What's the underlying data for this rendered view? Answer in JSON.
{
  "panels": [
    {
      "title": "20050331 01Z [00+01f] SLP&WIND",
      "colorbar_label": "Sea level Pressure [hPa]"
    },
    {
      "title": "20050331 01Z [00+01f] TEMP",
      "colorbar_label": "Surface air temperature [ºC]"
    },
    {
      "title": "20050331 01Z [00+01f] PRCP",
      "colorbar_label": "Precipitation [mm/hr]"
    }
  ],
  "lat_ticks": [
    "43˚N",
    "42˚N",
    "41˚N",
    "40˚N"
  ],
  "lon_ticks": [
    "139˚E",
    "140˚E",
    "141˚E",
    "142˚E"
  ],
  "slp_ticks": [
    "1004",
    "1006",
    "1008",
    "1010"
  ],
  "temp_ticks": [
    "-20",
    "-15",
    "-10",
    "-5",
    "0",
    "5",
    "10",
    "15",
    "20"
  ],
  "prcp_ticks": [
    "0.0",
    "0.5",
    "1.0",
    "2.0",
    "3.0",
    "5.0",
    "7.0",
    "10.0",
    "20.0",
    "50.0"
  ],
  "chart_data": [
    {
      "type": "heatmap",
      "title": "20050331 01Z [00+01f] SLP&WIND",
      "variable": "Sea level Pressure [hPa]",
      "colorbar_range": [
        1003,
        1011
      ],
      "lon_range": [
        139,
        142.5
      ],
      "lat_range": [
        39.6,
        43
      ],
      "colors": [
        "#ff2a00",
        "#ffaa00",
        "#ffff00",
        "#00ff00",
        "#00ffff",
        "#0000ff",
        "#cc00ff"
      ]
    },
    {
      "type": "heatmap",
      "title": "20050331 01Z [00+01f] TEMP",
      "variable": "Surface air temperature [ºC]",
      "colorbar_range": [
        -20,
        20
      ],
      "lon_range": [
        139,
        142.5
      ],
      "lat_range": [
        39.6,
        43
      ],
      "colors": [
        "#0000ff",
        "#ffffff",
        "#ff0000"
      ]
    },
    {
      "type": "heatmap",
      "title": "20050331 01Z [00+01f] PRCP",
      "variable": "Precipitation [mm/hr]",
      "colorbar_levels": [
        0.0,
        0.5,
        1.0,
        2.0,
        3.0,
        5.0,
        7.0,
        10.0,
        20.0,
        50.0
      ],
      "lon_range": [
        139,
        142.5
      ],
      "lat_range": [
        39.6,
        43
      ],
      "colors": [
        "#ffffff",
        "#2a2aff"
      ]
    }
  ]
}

Set exercise — Each entry above is to be quoted exactly.

Written solution —
What's the underlying data for this rendered view? Answer in JSON.
{
  "panels": [
    {
      "title": "20050331 01Z [00+01f] SLP&WIND",
      "colorbar_label": "Sea level Pressure [hPa]"
    },
    {
      "title": "20050331 01Z [00+01f] TEMP",
      "colorbar_label": "Surface air temperature [ºC]"
    },
    {
      "title": "20050331 01Z [00+01f] PRCP",
      "colorbar_label": "Precipitation [mm/hr]"
    }
  ],
  "lat_ticks": [
    "43˚N",
    "42˚N",
    "41˚N",
    "40˚N"
  ],
  "lon_ticks": [
    "139˚E",
    "140˚E",
    "141˚E",
    "142˚E"
  ],
  "slp_ticks": [
    "1004",
    "1006",
    "1008",
    "1010"
  ],
  "temp_ticks": [
    "-20",
    "-15",
    "-10",
    "-5",
    "0",
    "5",
    "10",
    "15",
    "20"
  ],
  "prcp_ticks": [
    "0.0",
    "0.5",
    "1.0",
    "2.0",
    "3.0",
    "5.0",
    "7.0",
    "10.0",
    "20.0",
    "50.0"
  ],
  "chart_data": [
    {
      "type": "heatmap",
      "title": "20050331 01Z [00+01f] SLP&WIND",
      "variable": "Sea level Pressure [hPa]",
      "colorbar_range": [
        1003,
        1011
      ],
      "lon_range": [
        139,
        142.5
      ],
      "lat_range": [
        39.6,
        43
      ],
      "colors": [
        "#ff2a00",
        "#ffaa00",
        "#ffff00",
        "#00ff00",
        "#00ffff",
        "#0000ff",
        "#cc00ff"
      ]
    },
    {
      "type": "heatmap",
      "title": "20050331 01Z [00+01f] TEMP",
      "variable": "Surface air temperature [ºC]",
      "colorbar_range": [
        -20,
        20
      ],
      "lon_range": [
        139,
        142.5
      ],
      "lat_range": [
        39.6,
        43
      ],
      "colors": [
        "#0000ff",
        "#ffffff",
        "#ff0000"
      ]
    },
    {
      "type": "heatmap",
      "title": "20050331 01Z [00+01f] PRCP",
      "variable": "Precipitation [mm/hr]",
      "colorbar_levels": [
        0.0,
        0.5,
        1.0,
        2.0,
        3.0,
        5.0,
        7.0,
        10.0,
        20.0,
        50.0
      ],
      "lon_range": [
        139,
        142.5
      ],
      "lat_range": [
        39.6,
        43
      ],
      "colors": [
        "#ffffff",
        "#2a2aff"
      ]
    }
  ]
}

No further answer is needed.